# PROBLEM REQUIREMENTS
Everything in the listing should be restated word for word.

# # # # # # #

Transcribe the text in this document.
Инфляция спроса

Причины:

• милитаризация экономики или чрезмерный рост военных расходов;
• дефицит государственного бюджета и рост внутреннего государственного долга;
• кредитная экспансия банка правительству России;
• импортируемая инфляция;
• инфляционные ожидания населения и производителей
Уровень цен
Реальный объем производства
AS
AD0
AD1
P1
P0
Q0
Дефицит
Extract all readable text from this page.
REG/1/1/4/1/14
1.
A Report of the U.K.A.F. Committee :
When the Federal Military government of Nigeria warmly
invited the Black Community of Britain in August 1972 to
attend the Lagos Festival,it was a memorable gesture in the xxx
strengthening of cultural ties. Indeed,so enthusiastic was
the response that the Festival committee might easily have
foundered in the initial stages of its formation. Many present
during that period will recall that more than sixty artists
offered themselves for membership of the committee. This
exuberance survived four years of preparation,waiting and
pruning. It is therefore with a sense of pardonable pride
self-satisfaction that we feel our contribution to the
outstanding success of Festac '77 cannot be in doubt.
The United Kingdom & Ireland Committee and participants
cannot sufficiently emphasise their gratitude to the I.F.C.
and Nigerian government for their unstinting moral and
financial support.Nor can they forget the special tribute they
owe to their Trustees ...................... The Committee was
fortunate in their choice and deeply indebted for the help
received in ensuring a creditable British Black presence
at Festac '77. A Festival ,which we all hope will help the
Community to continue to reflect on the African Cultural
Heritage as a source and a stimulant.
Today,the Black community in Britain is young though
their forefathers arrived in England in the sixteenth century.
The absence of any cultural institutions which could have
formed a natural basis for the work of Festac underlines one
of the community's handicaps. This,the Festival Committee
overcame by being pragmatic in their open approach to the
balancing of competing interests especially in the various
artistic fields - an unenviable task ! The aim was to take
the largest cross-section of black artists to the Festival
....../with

# # # # # # #

# EXPECTED ANSWER
Transcribe the text in this document.
Инфляция спроса

Причины:

• милитаризация экономики или чрезмерный рост военных расходов;
• дефицит государственного бюджета и рост внутреннего государственного долга;
• кредитная экспансия банка правительству России;
• импортируемая инфляция;
• инфляционные ожидания населения и производителей
Уровень цен
Реальный объем производства
AS
AD0
AD1
P1
P0
Q0
Дефицит
Extract all readable text from this page.
REG/1/1/4/1/14
1.
A Report of the U.K.A.F. Committee :
When the Federal Military government of Nigeria warmly
invited the Black Community of Britain in August 1972 to
attend the Lagos Festival,it was a memorable gesture in the xxx
strengthening of cultural ties. Indeed,so enthusiastic was
the response that the Festival committee might easily have
foundered in the initial stages of its formation. Many present
during that period will recall that more than sixty artists
offered themselves for membership of the committee. This
exuberance survived four years of preparation,waiting and
pruning. It is therefore with a sense of pardonable pride
self-satisfaction that we feel our contribution to the
outstanding success of Festac '77 cannot be in doubt.
The United Kingdom & Ireland Committee and participants
cannot sufficiently emphasise their gratitude to the I.F.C.
and Nigerian government for their unstinting moral and
financial support.Nor can they forget the special tribute they
owe to their Trustees ...................... The Committee was
fortunate in their choice and deeply indebted for the help
received in ensuring a creditable British Black presence
at Festac '77. A Festival ,which we all hope will help the
Community to continue to reflect on the African Cultural
Heritage as a source and a stimulant.
Today,the Black community in Britain is young though
their forefathers arrived in England in the sixteenth century.
The absence of any cultural institutions which could have
formed a natural basis for the work of Festac underlines one
of the community's handicaps. This,the Festival Committee
overcame by being pragmatic in their open approach to the
balancing of competing interests especially in the various
artistic fields - an unenviable task ! The aim was to take
the largest cross-section of black artists to the Festival
....../with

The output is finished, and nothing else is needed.